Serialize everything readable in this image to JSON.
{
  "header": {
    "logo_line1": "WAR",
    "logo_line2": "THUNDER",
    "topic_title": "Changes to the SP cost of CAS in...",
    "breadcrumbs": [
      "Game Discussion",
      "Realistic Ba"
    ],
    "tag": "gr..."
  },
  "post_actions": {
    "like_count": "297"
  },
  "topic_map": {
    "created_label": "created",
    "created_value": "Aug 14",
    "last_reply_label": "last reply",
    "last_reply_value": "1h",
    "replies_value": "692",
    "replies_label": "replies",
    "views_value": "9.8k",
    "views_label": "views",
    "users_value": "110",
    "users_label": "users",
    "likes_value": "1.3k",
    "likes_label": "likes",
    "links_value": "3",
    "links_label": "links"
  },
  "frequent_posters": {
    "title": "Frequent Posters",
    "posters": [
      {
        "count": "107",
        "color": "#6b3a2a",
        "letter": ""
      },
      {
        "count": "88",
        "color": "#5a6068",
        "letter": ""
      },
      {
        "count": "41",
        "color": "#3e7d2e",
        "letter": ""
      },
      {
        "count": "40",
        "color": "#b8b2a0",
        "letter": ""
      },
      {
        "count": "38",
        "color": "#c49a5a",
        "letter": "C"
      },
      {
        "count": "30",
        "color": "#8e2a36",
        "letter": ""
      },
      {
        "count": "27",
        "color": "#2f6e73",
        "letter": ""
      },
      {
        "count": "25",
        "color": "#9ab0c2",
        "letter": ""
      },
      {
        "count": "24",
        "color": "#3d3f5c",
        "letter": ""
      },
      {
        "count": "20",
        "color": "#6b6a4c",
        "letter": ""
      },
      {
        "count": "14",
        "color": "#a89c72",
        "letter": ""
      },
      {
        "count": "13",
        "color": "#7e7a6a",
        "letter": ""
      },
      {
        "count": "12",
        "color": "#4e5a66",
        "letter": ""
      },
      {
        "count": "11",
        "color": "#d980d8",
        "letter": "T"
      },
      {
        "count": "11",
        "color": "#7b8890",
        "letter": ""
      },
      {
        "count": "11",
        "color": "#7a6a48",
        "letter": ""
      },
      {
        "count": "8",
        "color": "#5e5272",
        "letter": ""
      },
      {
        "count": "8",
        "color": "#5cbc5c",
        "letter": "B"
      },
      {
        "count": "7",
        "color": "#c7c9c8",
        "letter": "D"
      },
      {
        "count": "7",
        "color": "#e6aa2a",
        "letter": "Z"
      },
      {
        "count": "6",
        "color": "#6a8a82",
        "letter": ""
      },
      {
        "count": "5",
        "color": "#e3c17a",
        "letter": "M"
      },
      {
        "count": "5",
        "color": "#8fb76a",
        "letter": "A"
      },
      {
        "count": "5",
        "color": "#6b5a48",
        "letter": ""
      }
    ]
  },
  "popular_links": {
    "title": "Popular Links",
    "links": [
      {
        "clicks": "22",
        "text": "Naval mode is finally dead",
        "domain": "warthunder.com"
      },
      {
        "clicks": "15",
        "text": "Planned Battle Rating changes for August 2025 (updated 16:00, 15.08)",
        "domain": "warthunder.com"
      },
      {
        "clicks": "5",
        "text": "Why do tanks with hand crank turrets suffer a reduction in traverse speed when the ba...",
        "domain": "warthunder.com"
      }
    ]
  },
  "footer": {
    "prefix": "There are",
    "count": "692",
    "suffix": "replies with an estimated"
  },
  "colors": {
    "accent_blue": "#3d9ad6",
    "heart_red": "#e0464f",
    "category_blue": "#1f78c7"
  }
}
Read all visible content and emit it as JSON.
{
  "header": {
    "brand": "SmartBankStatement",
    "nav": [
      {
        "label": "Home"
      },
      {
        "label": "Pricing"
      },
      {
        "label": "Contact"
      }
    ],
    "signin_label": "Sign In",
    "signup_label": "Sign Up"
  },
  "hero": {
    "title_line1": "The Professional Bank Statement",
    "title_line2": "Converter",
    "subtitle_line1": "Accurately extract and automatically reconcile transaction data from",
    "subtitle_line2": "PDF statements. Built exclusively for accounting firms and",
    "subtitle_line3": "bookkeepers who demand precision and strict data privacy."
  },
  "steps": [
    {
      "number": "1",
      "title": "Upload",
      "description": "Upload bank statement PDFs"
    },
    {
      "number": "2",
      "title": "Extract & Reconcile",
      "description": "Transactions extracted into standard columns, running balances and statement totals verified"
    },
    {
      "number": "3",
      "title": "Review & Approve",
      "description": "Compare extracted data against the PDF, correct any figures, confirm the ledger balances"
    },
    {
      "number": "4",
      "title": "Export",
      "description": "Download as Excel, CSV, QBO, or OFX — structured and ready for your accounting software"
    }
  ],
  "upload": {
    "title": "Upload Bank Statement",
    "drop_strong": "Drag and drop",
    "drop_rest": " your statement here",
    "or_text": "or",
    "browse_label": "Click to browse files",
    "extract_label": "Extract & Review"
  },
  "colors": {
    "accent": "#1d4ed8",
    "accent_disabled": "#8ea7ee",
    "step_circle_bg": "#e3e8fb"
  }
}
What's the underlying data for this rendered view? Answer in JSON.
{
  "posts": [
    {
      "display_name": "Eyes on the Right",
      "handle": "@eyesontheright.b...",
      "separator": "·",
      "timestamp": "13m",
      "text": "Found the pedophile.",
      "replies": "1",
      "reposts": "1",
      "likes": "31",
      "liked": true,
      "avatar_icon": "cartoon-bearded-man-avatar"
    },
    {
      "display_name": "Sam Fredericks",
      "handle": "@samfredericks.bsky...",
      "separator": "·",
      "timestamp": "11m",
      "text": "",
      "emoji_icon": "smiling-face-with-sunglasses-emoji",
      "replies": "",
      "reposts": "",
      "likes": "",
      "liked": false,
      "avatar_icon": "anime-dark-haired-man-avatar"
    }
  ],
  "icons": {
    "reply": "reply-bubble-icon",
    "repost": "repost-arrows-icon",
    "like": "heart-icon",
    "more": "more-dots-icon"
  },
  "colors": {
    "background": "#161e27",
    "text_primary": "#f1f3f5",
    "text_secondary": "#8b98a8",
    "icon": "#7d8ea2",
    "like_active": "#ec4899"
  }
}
* * * * *
* TASK BRIEF
Tell how many lines of the material above hold "JSON", answering with a bare number.

* EXERCISE RESULT
3